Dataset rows
-*-*-
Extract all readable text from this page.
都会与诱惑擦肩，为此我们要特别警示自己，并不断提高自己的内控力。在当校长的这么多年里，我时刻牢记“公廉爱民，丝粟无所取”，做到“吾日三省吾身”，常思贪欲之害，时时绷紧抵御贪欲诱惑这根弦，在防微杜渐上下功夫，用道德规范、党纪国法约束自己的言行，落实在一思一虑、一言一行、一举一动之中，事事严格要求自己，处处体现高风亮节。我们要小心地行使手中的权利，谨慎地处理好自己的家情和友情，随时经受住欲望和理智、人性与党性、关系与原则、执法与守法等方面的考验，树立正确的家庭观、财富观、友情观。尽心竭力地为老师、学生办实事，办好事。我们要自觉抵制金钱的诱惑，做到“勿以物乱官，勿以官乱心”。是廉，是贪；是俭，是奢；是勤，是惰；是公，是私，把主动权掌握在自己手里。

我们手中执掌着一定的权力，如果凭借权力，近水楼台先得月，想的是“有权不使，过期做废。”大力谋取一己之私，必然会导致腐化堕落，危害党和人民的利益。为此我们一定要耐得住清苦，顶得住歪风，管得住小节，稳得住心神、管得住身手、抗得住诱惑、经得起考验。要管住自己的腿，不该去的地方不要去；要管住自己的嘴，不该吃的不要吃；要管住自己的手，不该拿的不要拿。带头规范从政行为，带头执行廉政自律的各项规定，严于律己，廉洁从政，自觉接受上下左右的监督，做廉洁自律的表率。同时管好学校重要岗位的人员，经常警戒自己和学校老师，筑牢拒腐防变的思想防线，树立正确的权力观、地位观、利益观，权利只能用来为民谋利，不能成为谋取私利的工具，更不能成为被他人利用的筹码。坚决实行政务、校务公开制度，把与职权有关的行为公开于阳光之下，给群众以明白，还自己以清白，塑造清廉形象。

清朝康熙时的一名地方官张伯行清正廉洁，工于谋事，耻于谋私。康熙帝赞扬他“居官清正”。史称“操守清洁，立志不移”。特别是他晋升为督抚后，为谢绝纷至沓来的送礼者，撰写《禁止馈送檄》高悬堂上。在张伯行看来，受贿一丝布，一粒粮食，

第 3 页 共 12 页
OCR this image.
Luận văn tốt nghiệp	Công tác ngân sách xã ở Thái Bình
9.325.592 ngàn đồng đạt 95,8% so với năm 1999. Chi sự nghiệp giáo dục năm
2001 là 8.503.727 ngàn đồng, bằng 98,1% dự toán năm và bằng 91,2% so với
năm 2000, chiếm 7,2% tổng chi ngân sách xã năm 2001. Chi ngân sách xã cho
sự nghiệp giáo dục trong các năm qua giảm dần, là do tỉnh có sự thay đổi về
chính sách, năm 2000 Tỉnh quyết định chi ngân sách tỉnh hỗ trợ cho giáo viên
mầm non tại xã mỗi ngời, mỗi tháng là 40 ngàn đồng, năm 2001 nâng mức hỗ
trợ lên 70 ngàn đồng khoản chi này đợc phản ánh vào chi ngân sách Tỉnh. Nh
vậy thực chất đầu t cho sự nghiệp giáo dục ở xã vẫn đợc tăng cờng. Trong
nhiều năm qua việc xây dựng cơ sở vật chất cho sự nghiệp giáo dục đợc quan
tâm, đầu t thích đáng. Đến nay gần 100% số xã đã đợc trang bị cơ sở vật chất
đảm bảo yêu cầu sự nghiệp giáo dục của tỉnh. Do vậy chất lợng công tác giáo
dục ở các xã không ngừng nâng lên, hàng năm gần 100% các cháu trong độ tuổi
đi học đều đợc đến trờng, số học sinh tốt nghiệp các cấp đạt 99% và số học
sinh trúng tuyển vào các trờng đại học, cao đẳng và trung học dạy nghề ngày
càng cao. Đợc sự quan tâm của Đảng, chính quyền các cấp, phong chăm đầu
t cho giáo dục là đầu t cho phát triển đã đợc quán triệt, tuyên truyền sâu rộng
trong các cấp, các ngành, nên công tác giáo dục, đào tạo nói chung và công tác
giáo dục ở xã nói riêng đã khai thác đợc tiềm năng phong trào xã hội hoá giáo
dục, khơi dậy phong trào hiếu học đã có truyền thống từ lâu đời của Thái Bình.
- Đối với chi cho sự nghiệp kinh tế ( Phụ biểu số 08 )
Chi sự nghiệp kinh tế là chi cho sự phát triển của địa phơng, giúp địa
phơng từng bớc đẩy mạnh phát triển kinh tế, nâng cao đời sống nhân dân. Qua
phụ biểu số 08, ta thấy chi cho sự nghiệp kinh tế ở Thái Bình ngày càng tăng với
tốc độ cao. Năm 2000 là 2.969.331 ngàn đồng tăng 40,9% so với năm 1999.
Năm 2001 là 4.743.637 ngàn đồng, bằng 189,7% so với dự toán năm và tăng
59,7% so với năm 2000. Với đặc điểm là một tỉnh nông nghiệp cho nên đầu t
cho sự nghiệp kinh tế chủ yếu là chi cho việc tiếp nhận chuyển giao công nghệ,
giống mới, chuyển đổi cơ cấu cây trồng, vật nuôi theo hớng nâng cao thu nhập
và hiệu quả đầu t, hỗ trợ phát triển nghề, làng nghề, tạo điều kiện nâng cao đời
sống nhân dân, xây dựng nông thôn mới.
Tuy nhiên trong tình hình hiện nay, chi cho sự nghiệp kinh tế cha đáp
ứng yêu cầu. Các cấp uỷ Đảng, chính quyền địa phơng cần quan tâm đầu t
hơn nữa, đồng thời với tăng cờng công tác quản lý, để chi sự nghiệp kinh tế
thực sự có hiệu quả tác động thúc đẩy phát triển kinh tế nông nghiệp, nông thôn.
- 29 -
-*-*-
### What is needed
Where a line in the material above holds "đồng", copy that line.

### Final result
9.325.592 ngàn đồng đạt 95,8% so với năm 1999. Chi sự nghiệp giáo dục năm
2001 là 8.503.727 ngàn đồng, bằng 98,1% dự toán năm và bằng 91,2% so với
mầm non tại xã mỗi ngời, mỗi tháng là 40 ngàn đồng, năm 2001 nâng mức hỗ
trợ lên 70 ngàn đồng khoản chi này đợc phản ánh vào chi ngân sách Tỉnh. Nh
tốc độ cao. Năm 2000 là 2.969.331 ngàn đồng tăng 40,9% so với năm 1999.
Năm 2001 là 4.743.637 ngàn đồng, bằng 189,7% so với dự toán năm và tăng
hơn nữa, đồng thời với tăng cờng công tác quản lý, để chi sự nghiệp kinh tế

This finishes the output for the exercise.